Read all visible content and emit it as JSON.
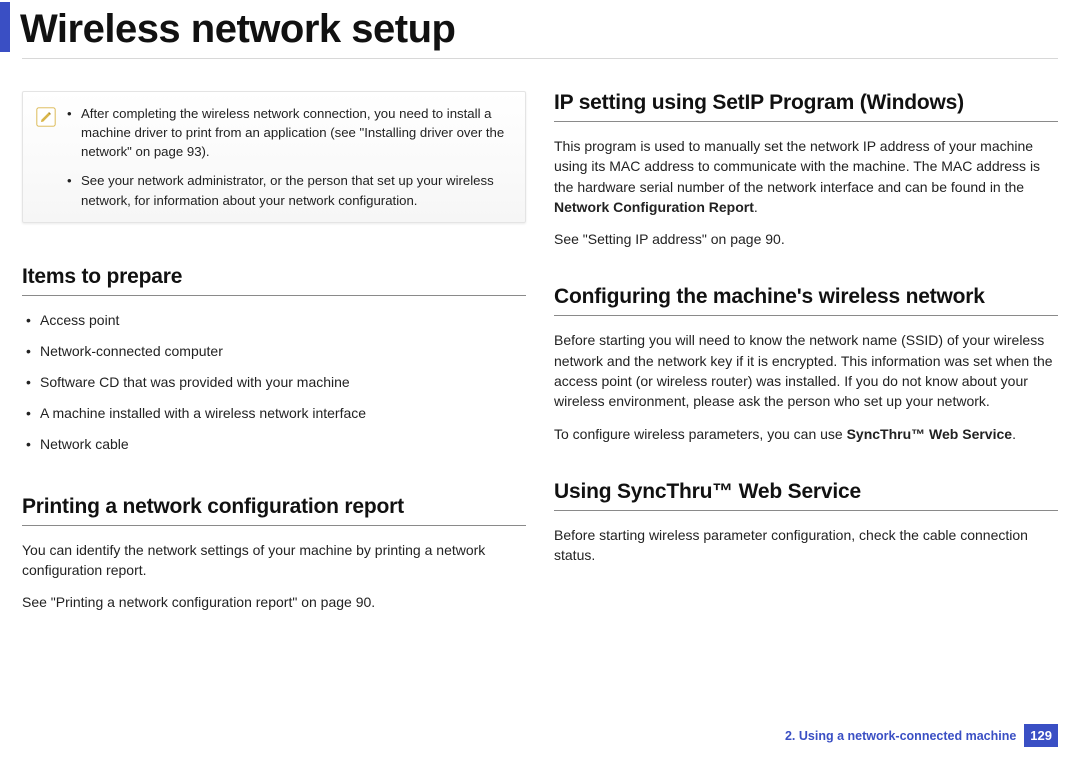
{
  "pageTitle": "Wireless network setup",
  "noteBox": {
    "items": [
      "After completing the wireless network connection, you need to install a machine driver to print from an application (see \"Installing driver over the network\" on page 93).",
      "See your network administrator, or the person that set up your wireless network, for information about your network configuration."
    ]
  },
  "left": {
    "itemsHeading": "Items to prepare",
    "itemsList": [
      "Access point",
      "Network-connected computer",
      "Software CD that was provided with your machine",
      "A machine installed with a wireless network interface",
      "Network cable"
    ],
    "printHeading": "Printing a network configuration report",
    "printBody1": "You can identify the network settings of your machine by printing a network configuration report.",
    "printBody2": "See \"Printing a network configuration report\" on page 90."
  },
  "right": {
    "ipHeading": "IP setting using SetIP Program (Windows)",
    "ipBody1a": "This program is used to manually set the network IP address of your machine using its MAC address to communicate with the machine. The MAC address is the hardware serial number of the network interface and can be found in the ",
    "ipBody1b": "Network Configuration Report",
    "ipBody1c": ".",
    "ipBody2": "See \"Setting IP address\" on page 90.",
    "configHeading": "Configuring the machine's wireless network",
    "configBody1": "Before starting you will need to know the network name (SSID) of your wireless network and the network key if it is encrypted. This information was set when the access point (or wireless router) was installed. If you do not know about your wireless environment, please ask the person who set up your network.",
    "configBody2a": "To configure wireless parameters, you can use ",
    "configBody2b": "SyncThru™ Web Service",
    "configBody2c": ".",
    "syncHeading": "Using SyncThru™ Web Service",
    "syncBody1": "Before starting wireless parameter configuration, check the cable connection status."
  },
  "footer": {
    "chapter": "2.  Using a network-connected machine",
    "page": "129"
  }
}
##############################
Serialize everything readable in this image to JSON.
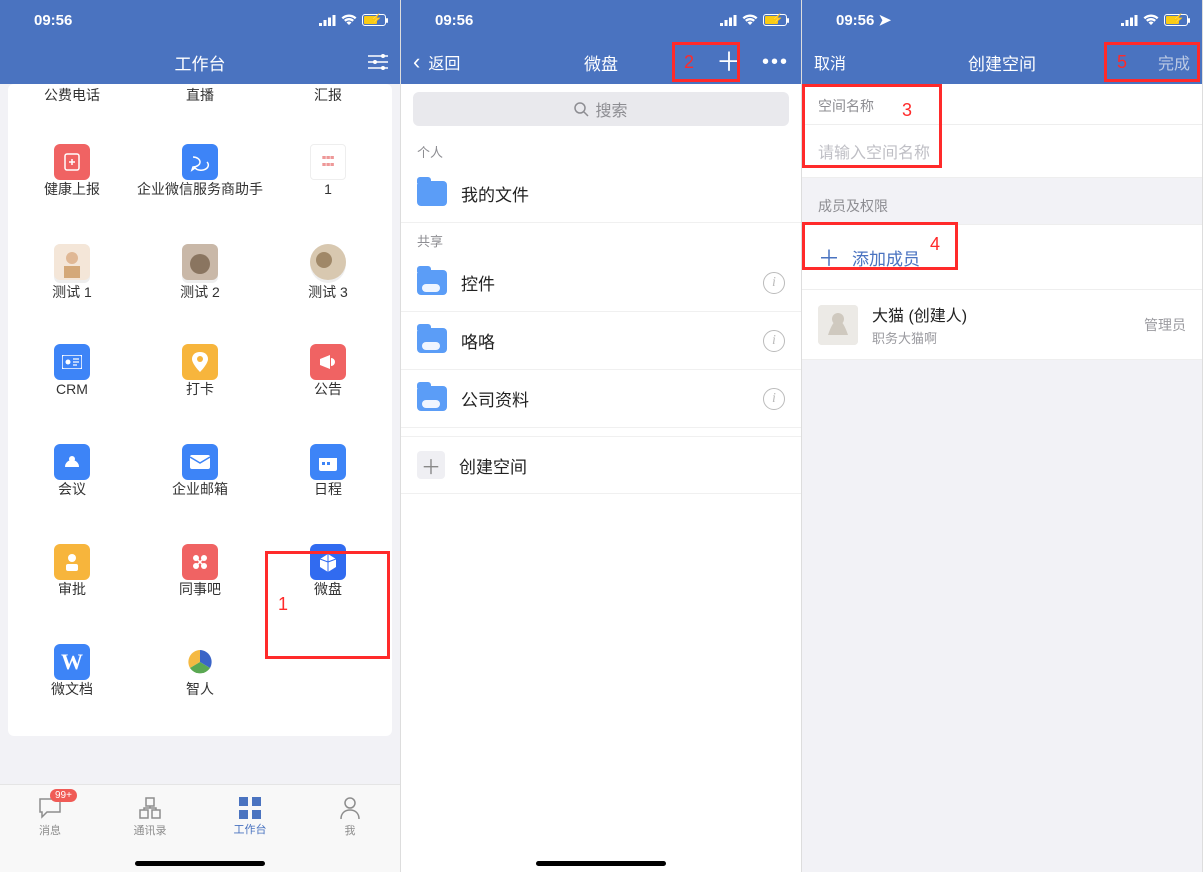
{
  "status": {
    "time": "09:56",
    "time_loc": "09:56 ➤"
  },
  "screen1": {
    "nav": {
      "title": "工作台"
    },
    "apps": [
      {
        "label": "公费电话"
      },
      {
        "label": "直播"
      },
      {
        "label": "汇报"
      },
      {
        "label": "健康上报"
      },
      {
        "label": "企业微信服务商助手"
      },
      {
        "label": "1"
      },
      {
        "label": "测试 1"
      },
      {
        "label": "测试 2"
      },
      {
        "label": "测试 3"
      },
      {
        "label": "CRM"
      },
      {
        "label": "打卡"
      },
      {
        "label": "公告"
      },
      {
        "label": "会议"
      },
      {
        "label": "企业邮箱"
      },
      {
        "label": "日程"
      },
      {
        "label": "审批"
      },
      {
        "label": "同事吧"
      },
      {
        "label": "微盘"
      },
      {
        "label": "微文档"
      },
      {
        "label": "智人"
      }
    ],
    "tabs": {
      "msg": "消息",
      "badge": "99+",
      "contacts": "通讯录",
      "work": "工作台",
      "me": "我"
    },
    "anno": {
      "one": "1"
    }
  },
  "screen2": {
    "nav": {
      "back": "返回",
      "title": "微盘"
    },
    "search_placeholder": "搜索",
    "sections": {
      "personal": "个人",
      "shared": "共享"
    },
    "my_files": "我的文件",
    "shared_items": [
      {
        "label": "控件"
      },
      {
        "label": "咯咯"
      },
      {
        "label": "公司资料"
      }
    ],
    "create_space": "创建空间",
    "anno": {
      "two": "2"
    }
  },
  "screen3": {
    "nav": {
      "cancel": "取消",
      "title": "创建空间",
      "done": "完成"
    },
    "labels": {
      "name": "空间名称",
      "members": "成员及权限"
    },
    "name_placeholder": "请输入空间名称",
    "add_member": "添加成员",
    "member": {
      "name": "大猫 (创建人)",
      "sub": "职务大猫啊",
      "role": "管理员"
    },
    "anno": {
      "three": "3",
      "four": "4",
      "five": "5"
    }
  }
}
##############################
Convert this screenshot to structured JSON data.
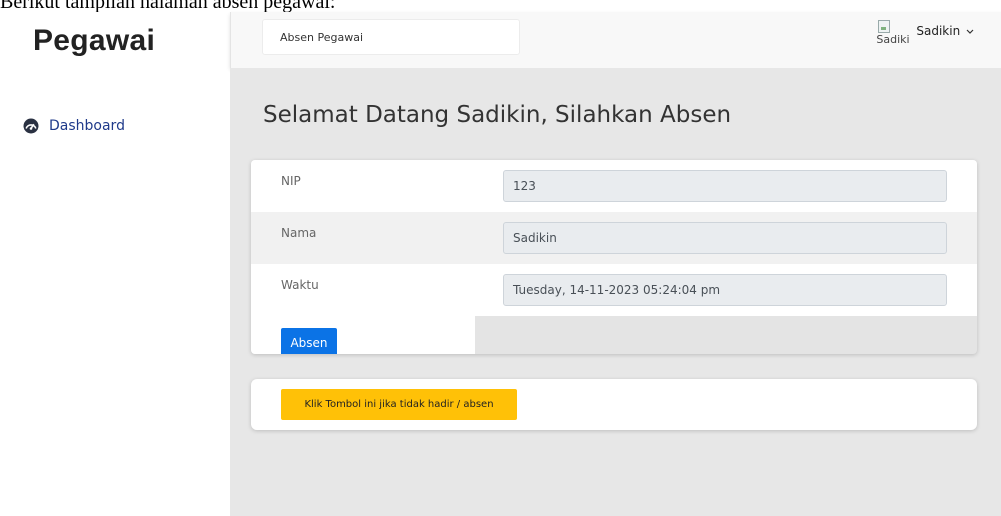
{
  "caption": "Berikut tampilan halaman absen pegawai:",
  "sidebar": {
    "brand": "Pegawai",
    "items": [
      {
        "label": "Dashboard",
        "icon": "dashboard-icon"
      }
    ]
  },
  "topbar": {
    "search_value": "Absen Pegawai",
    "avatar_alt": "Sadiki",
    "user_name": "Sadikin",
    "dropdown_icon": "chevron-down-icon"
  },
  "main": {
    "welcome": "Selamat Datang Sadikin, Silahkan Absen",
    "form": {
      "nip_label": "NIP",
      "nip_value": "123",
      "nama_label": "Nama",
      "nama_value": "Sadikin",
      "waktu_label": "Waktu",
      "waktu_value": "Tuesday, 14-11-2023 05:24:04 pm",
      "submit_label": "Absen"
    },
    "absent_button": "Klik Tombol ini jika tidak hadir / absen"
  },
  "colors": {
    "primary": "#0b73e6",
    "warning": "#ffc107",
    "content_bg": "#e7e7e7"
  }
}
##############################
JOB
Among the lines of the listing, how many hold the string "status"? Respond with only the number.

SOLUTION TO THE EXERCISE
2